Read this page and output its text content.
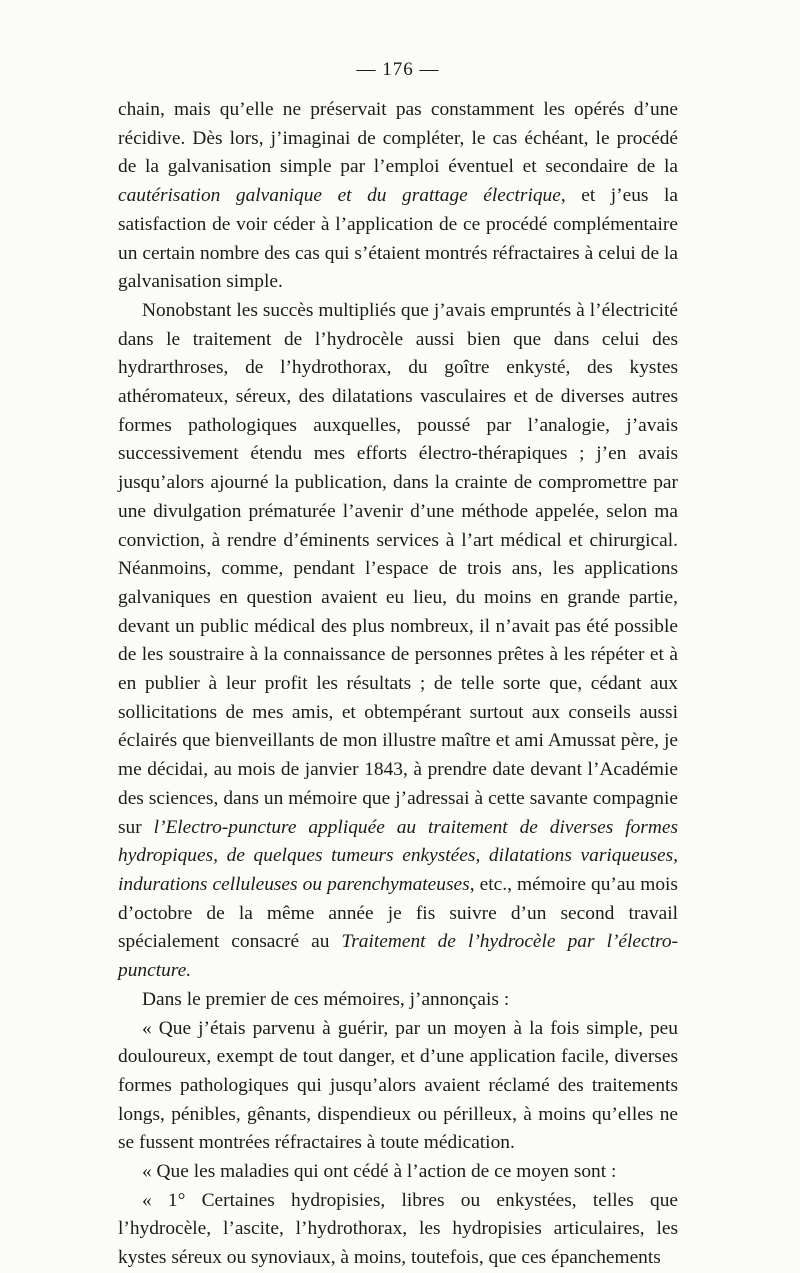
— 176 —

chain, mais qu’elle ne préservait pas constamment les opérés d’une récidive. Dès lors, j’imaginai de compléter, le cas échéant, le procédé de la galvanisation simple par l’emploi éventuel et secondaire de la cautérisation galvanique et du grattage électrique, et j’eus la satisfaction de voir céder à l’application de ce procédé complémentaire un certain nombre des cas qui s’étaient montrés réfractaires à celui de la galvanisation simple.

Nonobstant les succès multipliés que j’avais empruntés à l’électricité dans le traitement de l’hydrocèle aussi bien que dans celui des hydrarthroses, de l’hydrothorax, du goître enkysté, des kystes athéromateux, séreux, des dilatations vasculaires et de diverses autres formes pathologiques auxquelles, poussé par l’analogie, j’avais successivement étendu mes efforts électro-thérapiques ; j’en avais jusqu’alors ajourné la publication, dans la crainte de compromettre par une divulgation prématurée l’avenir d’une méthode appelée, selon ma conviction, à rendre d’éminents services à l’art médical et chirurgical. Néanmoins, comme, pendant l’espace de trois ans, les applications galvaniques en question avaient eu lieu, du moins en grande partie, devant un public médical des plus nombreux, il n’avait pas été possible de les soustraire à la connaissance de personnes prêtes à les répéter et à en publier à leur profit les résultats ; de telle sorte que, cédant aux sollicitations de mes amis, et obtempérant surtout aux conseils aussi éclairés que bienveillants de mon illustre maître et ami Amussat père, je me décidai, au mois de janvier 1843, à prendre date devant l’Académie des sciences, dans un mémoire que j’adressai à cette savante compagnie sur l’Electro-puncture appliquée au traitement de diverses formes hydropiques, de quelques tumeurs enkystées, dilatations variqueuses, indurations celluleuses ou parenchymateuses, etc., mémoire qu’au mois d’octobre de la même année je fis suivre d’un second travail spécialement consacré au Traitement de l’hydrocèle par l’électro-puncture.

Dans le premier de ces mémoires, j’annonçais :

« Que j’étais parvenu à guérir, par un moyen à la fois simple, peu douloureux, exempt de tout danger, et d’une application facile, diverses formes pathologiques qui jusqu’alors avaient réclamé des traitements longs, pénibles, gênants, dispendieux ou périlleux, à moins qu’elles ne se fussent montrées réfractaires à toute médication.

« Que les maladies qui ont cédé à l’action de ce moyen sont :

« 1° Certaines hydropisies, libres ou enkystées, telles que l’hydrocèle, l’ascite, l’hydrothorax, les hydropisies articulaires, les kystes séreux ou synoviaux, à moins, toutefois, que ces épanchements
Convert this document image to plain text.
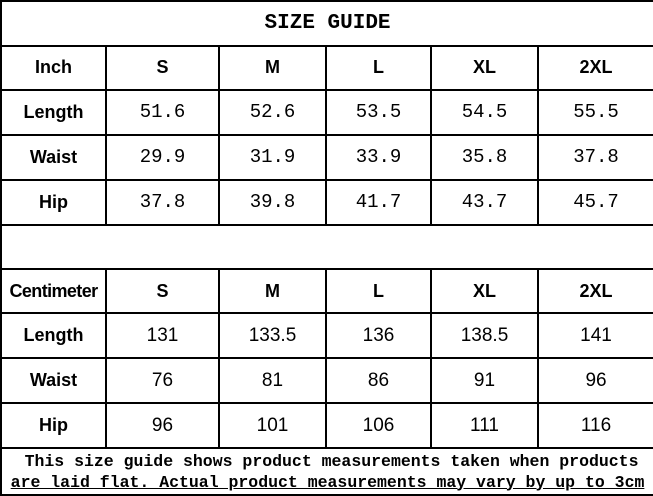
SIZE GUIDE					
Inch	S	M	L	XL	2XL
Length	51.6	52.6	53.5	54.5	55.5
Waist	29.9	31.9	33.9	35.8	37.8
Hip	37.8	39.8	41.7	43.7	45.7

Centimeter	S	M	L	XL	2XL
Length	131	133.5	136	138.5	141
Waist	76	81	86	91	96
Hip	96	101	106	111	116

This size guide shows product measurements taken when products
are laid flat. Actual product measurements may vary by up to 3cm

════════════════

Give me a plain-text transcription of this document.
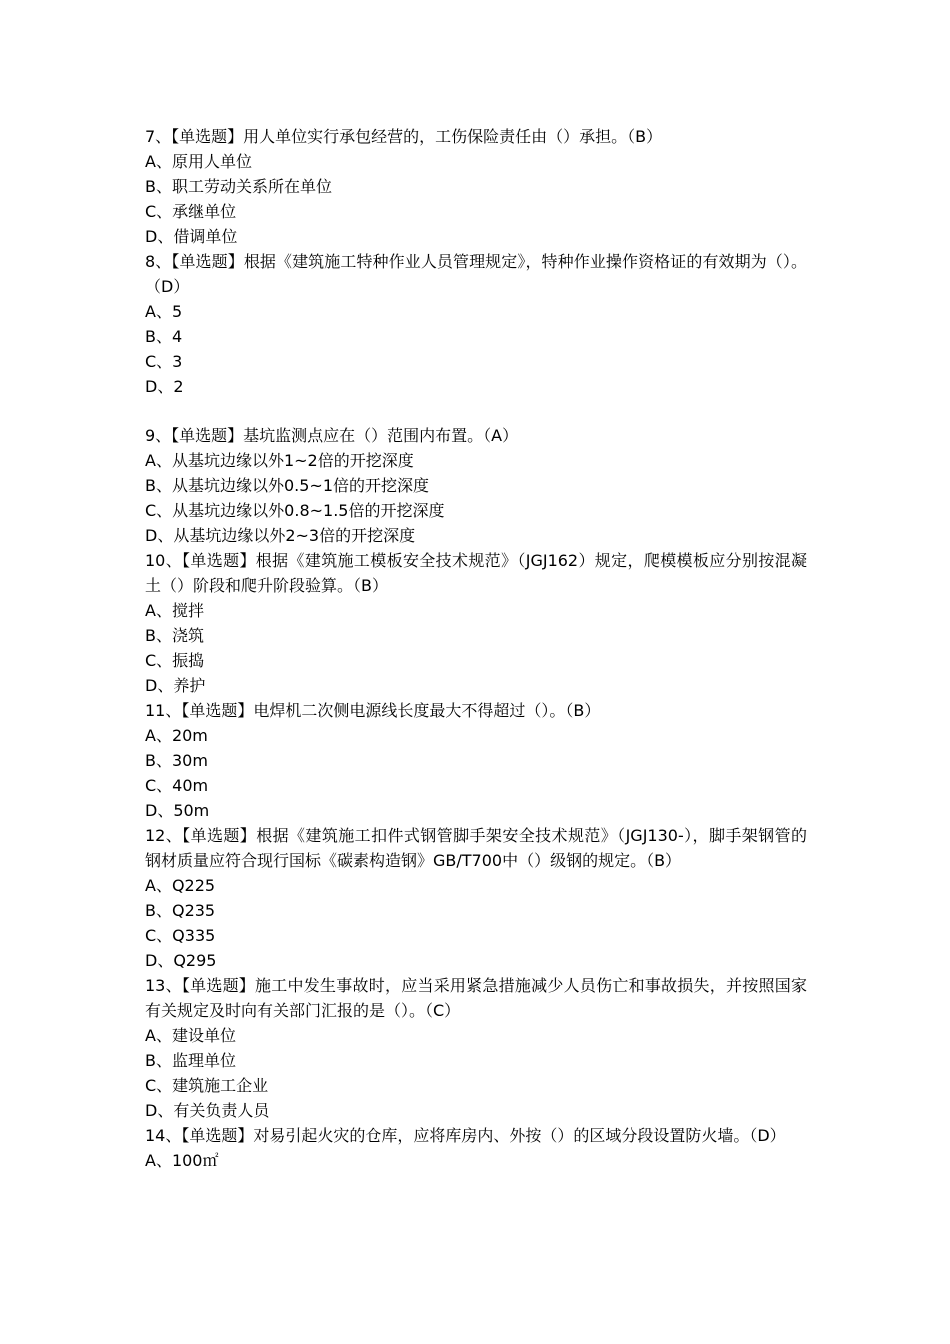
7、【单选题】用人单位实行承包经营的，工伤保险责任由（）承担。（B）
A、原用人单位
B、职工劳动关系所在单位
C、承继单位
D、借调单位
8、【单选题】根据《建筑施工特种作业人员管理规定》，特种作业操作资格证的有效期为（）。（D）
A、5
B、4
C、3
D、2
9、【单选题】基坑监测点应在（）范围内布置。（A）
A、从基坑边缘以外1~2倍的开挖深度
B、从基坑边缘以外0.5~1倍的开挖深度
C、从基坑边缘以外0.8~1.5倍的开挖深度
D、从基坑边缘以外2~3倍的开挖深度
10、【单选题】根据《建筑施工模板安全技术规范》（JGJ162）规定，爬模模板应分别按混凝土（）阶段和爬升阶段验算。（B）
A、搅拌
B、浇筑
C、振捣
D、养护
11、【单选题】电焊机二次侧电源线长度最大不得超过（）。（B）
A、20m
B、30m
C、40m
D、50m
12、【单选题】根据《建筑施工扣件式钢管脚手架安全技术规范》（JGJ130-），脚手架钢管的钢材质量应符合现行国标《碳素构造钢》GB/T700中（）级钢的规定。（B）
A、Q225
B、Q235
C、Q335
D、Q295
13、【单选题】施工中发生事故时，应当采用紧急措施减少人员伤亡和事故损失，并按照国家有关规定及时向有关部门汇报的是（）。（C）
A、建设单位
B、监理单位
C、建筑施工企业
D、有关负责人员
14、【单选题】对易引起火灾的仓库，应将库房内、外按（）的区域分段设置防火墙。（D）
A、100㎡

════════════════

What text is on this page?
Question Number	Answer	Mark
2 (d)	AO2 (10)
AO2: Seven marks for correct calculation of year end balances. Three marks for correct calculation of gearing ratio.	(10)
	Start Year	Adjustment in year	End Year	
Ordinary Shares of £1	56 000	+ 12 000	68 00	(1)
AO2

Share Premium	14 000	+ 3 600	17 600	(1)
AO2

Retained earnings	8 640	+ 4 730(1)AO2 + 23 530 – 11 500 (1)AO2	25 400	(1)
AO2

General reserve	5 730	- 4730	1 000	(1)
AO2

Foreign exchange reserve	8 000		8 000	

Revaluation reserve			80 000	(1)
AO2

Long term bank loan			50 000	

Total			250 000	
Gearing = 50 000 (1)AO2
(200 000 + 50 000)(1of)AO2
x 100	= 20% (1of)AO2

════════════════

▶ **Written task**: Search the records for the word "simple". Copy every line that has it.

▶ **Exercise response**:
chain, mais qu’elle ne préservait pas constamment les opérés d’une récidive. Dès lors, j’imaginai de compléter, le cas échéant, le procédé de la galvanisation simple par l’emploi éventuel et secondaire de la cautérisation galvanique et du grattage électrique, et j’eus la satisfaction de voir céder à l’application de ce procédé complémentaire un certain nombre des cas qui s’étaient montrés réfractaires à celui de la galvanisation simple.
« Que j’étais parvenu à guérir, par un moyen à la fois simple, peu douloureux, exempt de tout danger, et d’une application facile, diverses formes pathologiques qui jusqu’alors avaient réclamé des traitements longs, pénibles, gênants, dispendieux ou périlleux, à moins qu’elles ne se fussent montrées réfractaires à toute médication.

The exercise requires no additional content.